== Task brief ==
Reproduce each line exactly. Skip none.

== Recorded information ==
============================================================
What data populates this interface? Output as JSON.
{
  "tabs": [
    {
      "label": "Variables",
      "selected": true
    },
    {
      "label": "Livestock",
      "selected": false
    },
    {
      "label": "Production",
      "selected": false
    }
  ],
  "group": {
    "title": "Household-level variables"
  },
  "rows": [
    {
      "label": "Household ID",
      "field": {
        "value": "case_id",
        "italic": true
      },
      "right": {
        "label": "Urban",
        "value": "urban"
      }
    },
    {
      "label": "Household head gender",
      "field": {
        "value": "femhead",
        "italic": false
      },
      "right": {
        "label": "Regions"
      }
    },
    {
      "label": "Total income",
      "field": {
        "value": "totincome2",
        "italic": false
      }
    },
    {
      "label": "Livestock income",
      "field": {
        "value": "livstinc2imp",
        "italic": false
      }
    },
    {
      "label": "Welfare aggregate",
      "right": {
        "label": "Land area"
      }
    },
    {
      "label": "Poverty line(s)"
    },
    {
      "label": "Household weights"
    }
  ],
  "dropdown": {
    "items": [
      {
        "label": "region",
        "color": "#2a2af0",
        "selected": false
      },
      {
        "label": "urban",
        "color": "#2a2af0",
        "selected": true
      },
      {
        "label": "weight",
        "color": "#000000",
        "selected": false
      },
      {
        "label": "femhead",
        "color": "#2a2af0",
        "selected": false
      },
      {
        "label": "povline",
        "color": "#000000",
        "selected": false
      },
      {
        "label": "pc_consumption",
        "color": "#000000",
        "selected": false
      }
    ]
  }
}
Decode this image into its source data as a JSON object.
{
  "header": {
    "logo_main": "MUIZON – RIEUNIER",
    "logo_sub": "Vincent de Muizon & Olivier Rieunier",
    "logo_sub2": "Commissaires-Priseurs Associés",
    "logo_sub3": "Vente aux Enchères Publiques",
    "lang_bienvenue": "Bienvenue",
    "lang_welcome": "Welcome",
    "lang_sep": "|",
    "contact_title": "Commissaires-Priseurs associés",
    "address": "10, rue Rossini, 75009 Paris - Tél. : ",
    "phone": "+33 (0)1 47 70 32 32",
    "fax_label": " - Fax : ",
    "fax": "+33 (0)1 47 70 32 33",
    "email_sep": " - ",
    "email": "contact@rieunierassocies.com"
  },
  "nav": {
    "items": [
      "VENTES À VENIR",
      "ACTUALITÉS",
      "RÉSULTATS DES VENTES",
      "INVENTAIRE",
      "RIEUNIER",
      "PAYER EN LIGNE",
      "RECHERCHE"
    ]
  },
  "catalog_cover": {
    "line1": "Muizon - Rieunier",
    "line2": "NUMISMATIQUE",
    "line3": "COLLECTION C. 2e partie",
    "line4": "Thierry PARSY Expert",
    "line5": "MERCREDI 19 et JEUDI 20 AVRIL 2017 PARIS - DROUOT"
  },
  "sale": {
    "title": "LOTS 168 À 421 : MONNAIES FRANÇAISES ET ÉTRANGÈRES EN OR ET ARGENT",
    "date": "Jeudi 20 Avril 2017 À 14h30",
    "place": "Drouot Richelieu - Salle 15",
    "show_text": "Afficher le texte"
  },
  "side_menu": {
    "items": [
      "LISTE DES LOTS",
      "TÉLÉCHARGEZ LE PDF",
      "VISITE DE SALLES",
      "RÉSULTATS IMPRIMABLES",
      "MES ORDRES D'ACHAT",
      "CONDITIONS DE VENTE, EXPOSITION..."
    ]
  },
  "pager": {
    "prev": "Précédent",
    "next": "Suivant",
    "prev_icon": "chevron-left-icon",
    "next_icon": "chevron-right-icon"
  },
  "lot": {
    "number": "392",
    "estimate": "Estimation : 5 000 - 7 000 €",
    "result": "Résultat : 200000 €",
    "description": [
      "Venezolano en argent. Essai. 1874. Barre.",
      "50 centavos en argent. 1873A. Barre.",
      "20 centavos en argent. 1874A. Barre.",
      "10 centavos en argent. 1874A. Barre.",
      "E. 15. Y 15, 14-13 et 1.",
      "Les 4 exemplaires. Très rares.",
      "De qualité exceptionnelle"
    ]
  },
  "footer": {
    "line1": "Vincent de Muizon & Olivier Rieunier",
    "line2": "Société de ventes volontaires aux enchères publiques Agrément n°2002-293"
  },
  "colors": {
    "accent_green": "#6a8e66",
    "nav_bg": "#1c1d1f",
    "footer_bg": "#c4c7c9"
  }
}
============================================================
== Written response ==
What data populates this interface? Output as JSON.
{
  "tabs": [
    {
      "label": "Variables",
      "selected": true
    },
    {
      "label": "Livestock",
      "selected": false
    },
    {
      "label": "Production",
      "selected": false
    }
  ],
  "group": {
    "title": "Household-level variables"
  },
  "rows": [
    {
      "label": "Household ID",
      "field": {
        "value": "case_id",
        "italic": true
      },
      "right": {
        "label": "Urban",
        "value": "urban"
      }
    },
    {
      "label": "Household head gender",
      "field": {
        "value": "femhead",
        "italic": false
      },
      "right": {
        "label": "Regions"
      }
    },
    {
      "label": "Total income",
      "field": {
        "value": "totincome2",
        "italic": false
      }
    },
    {
      "label": "Livestock income",
      "field": {
        "value": "livstinc2imp",
        "italic": false
      }
    },
    {
      "label": "Welfare aggregate",
      "right": {
        "label": "Land area"
      }
    },
    {
      "label": "Poverty line(s)"
    },
    {
      "label": "Household weights"
    }
  ],
  "dropdown": {
    "items": [
      {
        "label": "region",
        "color": "#2a2af0",
        "selected": false
      },
      {
        "label": "urban",
        "color": "#2a2af0",
        "selected": true
      },
      {
        "label": "weight",
        "color": "#000000",
        "selected": false
      },
      {
        "label": "femhead",
        "color": "#2a2af0",
        "selected": false
      },
      {
        "label": "povline",
        "color": "#000000",
        "selected": false
      },
      {
        "label": "pc_consumption",
        "color": "#000000",
        "selected": false
      }
    ]
  }
}
Decode this image into its source data as a JSON object.
{
  "header": {
    "logo_main": "MUIZON – RIEUNIER",
    "logo_sub": "Vincent de Muizon & Olivier Rieunier",
    "logo_sub2": "Commissaires-Priseurs Associés",
    "logo_sub3": "Vente aux Enchères Publiques",
    "lang_bienvenue": "Bienvenue",
    "lang_welcome": "Welcome",
    "lang_sep": "|",
    "contact_title": "Commissaires-Priseurs associés",
    "address": "10, rue Rossini, 75009 Paris - Tél. : ",
    "phone": "+33 (0)1 47 70 32 32",
    "fax_label": " - Fax : ",
    "fax": "+33 (0)1 47 70 32 33",
    "email_sep": " - ",
    "email": "contact@rieunierassocies.com"
  },
  "nav": {
    "items": [
      "VENTES À VENIR",
      "ACTUALITÉS",
      "RÉSULTATS DES VENTES",
      "INVENTAIRE",
      "RIEUNIER",
      "PAYER EN LIGNE",
      "RECHERCHE"
    ]
  },
  "catalog_cover": {
    "line1": "Muizon - Rieunier",
    "line2": "NUMISMATIQUE",
    "line3": "COLLECTION C. 2e partie",
    "line4": "Thierry PARSY Expert",
    "line5": "MERCREDI 19 et JEUDI 20 AVRIL 2017 PARIS - DROUOT"
  },
  "sale": {
    "title": "LOTS 168 À 421 : MONNAIES FRANÇAISES ET ÉTRANGÈRES EN OR ET ARGENT",
    "date": "Jeudi 20 Avril 2017 À 14h30",
    "place": "Drouot Richelieu - Salle 15",
    "show_text": "Afficher le texte"
  },
  "side_menu": {
    "items": [
      "LISTE DES LOTS",
      "TÉLÉCHARGEZ LE PDF",
      "VISITE DE SALLES",
      "RÉSULTATS IMPRIMABLES",
      "MES ORDRES D'ACHAT",
      "CONDITIONS DE VENTE, EXPOSITION..."
    ]
  },
  "pager": {
    "prev": "Précédent",
    "next": "Suivant",
    "prev_icon": "chevron-left-icon",
    "next_icon": "chevron-right-icon"
  },
  "lot": {
    "number": "392",
    "estimate": "Estimation : 5 000 - 7 000 €",
    "result": "Résultat : 200000 €",
    "description": [
      "Venezolano en argent. Essai. 1874. Barre.",
      "50 centavos en argent. 1873A. Barre.",
      "20 centavos en argent. 1874A. Barre.",
      "10 centavos en argent. 1874A. Barre.",
      "E. 15. Y 15, 14-13 et 1.",
      "Les 4 exemplaires. Très rares.",
      "De qualité exceptionnelle"
    ]
  },
  "footer": {
    "line1": "Vincent de Muizon & Olivier Rieunier",
    "line2": "Société de ventes volontaires aux enchères publiques Agrément n°2002-293"
  },
  "colors": {
    "accent_green": "#6a8e66",
    "nav_bg": "#1c1d1f",
    "footer_bg": "#c4c7c9"
  }
}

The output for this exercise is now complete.